**What is expected:** Exclude the pictures and reproduce the remaining data exactly as written.

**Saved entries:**
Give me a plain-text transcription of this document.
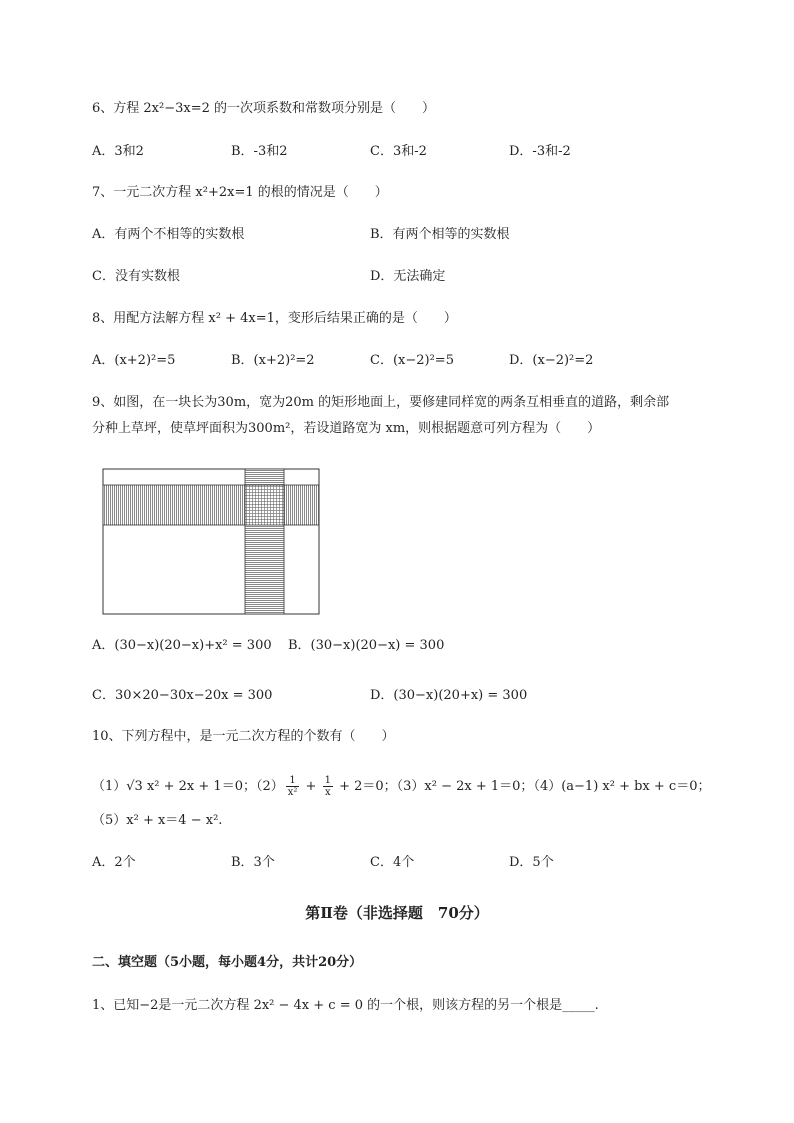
6、方程 2x²−3x=2 的一次项系数和常数项分别是（　　）
A．3和2	B．-3和2	C．3和-2	D．-3和-2
7、一元二次方程 x²+2x=1 的根的情况是（　　）
A．有两个不相等的实数根	B．有两个相等的实数根
C．没有实数根	D．无法确定
8、用配方法解方程 x² + 4x=1，变形后结果正确的是（　　）
A．(x+2)²=5	B．(x+2)²=2	C．(x−2)²=5	D．(x−2)²=2
9、如图，在一块长为30m，宽为20m 的矩形地面上，要修建同样宽的两条互相垂直的道路，剩余部
分种上草坪，使草坪面积为300m²，若设道路宽为 xm，则根据题意可列方程为（　　）
A．(30−x)(20−x)+x² = 300 B．(30−x)(20−x) = 300
C．30×20−30x−20x = 300	D．(30−x)(20+x) = 300
10、下列方程中，是一元二次方程的个数有（　　）
（1）√3 x² + 2x + 1＝0；$(2) \frac{1}{\text{x²}} + \frac{1}{x} + 2=0$；（3）x² − 2x + 1＝0；（4）(a−1) x² + bx + c＝0；
（5）x² + x＝4 − x².
A．2个	B．3个	C．4个	D．5个
第Ⅱ卷（非选择题　70分）
二、填空题（5小题，每小题4分，共计20分）
1、已知−2是一元二次方程 2x² − 4x + c = 0 的一个根，则该方程的另一个根是_____.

**Correct result:**
Give me a plain-text transcription of this document.
6、方程 2x²−3x=2 的一次项系数和常数项分别是（　　）
A．3和2	B．-3和2	C．3和-2	D．-3和-2
7、一元二次方程 x²+2x=1 的根的情况是（　　）
A．有两个不相等的实数根	B．有两个相等的实数根
C．没有实数根	D．无法确定
8、用配方法解方程 x² + 4x=1，变形后结果正确的是（　　）
A．(x+2)²=5	B．(x+2)²=2	C．(x−2)²=5	D．(x−2)²=2
9、如图，在一块长为30m，宽为20m 的矩形地面上，要修建同样宽的两条互相垂直的道路，剩余部
分种上草坪，使草坪面积为300m²，若设道路宽为 xm，则根据题意可列方程为（　　）
A．(30−x)(20−x)+x² = 300 B．(30−x)(20−x) = 300
C．30×20−30x−20x = 300	D．(30−x)(20+x) = 300
10、下列方程中，是一元二次方程的个数有（　　）
（1）√3 x² + 2x + 1＝0；$(2) \frac{1}{\text{x²}} + \frac{1}{x} + 2=0$；（3）x² − 2x + 1＝0；（4）(a−1) x² + bx + c＝0；
（5）x² + x＝4 − x².
A．2个	B．3个	C．4个	D．5个
第Ⅱ卷（非选择题　70分）
二、填空题（5小题，每小题4分，共计20分）
1、已知−2是一元二次方程 2x² − 4x + c = 0 的一个根，则该方程的另一个根是_____.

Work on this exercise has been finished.